YOUR INSTRUCTIONS - Reproduce the entries below word for word, from the first line up to and including the line that contains "dictation-key[interactable] bbox=[166, 877, 218, 953]".
--------------------------------
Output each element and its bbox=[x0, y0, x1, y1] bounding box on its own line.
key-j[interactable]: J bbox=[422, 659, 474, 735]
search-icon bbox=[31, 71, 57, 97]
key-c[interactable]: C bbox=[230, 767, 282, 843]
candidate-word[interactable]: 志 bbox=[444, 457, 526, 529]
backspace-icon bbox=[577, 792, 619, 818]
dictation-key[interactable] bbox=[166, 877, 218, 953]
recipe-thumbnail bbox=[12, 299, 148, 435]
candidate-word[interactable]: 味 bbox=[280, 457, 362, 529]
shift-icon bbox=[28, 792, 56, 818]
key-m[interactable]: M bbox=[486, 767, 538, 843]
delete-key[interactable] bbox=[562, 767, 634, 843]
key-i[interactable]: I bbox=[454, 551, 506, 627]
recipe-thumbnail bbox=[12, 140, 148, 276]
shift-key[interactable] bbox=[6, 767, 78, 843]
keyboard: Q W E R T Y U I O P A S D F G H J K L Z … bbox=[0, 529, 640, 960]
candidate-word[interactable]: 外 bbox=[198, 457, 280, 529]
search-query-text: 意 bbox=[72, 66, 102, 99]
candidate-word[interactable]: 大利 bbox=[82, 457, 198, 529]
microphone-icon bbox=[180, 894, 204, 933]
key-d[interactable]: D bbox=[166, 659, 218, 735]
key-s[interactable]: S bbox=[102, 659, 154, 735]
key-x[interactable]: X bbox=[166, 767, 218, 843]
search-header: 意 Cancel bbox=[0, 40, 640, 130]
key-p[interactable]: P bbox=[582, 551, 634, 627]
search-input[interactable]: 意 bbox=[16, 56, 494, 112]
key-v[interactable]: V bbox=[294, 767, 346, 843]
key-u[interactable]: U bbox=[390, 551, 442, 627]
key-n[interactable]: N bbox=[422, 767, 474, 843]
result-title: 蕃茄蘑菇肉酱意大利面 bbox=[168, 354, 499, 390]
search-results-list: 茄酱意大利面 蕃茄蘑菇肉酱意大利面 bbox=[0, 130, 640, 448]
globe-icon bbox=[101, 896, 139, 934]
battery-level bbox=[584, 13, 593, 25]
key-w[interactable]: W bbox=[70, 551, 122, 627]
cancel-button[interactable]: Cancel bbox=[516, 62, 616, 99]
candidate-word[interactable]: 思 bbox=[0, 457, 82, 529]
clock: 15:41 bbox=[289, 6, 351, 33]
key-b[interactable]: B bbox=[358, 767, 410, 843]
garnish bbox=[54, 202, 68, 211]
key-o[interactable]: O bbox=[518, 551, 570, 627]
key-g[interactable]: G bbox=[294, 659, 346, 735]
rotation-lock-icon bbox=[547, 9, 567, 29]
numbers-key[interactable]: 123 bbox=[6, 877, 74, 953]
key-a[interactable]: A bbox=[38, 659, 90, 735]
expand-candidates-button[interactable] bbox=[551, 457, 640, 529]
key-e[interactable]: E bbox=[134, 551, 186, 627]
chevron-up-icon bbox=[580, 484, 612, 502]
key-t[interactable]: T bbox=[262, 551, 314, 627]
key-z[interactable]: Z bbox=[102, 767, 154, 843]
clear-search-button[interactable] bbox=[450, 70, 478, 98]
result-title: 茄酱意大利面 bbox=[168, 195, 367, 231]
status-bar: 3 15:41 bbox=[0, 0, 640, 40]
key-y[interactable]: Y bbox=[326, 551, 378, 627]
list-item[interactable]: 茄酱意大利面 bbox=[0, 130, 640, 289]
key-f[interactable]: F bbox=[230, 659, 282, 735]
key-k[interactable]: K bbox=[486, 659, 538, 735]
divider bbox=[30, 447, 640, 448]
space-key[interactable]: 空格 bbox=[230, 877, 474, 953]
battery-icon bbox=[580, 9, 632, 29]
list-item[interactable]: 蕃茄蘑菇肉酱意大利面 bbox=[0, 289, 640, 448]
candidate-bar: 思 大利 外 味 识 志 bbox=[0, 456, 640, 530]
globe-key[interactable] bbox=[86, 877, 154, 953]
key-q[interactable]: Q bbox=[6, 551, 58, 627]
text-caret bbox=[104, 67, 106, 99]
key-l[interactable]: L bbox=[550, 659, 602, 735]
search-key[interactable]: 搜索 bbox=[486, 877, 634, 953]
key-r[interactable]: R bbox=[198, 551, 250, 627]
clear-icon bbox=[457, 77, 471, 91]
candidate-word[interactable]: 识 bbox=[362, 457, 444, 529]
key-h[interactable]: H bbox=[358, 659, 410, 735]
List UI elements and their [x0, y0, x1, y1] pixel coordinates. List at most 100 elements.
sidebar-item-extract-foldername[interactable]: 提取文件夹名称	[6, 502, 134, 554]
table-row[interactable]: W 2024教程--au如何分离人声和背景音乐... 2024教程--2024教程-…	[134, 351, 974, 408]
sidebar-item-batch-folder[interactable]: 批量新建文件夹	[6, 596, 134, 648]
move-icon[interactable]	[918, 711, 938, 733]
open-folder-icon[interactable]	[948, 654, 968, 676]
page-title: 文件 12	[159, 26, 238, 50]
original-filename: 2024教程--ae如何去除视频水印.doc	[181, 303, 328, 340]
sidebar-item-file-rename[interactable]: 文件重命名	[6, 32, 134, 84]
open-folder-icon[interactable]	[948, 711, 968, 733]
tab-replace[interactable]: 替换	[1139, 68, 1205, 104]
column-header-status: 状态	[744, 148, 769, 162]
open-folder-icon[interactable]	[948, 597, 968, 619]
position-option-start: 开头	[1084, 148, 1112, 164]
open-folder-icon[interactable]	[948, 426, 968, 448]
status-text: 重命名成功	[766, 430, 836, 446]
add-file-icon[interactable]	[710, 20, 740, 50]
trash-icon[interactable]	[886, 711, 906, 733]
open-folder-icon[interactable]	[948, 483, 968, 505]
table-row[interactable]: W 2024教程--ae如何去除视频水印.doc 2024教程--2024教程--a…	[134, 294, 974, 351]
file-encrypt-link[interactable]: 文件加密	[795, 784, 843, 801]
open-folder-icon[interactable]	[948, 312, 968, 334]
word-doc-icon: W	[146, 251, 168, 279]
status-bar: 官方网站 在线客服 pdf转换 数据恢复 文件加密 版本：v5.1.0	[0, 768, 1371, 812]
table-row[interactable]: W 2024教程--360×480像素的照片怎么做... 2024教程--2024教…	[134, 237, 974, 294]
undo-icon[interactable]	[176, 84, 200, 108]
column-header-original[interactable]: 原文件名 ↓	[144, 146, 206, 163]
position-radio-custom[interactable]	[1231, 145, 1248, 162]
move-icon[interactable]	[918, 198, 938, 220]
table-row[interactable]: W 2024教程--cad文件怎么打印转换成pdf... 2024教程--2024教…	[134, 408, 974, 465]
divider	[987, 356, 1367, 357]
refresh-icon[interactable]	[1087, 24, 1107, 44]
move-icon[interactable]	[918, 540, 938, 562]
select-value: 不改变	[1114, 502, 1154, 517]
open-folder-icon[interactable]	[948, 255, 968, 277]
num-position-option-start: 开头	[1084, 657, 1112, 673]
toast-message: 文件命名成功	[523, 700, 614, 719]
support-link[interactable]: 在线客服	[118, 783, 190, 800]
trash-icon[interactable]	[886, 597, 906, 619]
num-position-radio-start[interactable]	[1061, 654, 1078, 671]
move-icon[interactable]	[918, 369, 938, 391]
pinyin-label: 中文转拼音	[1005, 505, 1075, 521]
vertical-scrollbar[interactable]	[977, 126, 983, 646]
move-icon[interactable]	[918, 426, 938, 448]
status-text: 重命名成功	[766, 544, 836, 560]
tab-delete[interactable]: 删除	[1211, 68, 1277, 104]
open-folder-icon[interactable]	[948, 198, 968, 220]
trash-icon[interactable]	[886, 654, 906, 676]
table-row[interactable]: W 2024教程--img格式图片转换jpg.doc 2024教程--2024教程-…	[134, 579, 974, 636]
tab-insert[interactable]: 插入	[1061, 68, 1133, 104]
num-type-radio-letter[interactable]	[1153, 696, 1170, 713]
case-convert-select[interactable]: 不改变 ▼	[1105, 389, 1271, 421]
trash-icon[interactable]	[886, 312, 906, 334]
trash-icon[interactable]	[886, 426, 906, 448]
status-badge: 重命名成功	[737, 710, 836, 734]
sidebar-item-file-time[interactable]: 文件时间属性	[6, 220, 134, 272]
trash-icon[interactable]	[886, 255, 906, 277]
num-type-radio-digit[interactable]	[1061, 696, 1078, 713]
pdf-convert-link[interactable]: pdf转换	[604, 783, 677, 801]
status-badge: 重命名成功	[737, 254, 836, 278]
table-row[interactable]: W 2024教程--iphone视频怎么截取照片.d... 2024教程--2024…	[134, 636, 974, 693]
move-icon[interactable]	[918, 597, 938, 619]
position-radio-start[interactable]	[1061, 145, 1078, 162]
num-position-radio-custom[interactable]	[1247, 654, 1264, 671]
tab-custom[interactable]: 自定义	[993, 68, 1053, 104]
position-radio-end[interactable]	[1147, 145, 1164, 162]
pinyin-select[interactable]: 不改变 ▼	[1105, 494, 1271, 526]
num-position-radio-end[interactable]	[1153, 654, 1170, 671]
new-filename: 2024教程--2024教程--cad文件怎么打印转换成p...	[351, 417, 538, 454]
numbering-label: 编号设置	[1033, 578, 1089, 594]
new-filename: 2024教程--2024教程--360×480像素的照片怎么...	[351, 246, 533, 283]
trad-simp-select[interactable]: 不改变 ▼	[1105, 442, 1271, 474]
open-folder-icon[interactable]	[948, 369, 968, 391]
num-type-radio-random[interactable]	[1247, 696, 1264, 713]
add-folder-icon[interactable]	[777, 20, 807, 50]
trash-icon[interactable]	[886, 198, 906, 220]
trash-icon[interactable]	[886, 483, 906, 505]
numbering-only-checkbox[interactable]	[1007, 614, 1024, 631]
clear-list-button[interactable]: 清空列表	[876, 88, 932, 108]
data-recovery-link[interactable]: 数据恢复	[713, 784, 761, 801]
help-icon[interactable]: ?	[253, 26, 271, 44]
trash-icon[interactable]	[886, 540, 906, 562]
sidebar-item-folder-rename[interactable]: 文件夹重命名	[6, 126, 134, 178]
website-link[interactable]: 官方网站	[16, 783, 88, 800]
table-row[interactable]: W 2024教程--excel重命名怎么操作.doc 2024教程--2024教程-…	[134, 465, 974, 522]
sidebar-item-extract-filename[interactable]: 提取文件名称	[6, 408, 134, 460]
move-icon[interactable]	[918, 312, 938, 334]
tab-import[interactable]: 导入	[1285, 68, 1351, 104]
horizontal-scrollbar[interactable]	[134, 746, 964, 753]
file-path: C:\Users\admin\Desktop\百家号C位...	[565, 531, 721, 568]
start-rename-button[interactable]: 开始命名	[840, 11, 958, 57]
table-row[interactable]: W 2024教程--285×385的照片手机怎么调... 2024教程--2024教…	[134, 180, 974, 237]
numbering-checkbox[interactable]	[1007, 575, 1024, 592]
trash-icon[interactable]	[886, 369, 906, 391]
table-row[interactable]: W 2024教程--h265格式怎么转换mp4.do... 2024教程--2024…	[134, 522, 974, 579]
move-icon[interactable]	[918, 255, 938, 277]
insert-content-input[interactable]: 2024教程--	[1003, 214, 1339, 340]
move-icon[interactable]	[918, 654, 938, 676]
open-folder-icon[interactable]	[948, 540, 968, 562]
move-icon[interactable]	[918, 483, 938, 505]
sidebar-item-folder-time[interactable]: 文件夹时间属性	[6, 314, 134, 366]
--------------------------------
TASK SOLUTION -
Output each element and its bbox=[x0, y0, x1, y1] bounding box on its own line.
key-j[interactable]: J bbox=[422, 659, 474, 735]
search-icon bbox=[31, 71, 57, 97]
key-c[interactable]: C bbox=[230, 767, 282, 843]
candidate-word[interactable]: 志 bbox=[444, 457, 526, 529]
backspace-icon bbox=[577, 792, 619, 818]
dictation-key[interactable] bbox=[166, 877, 218, 953]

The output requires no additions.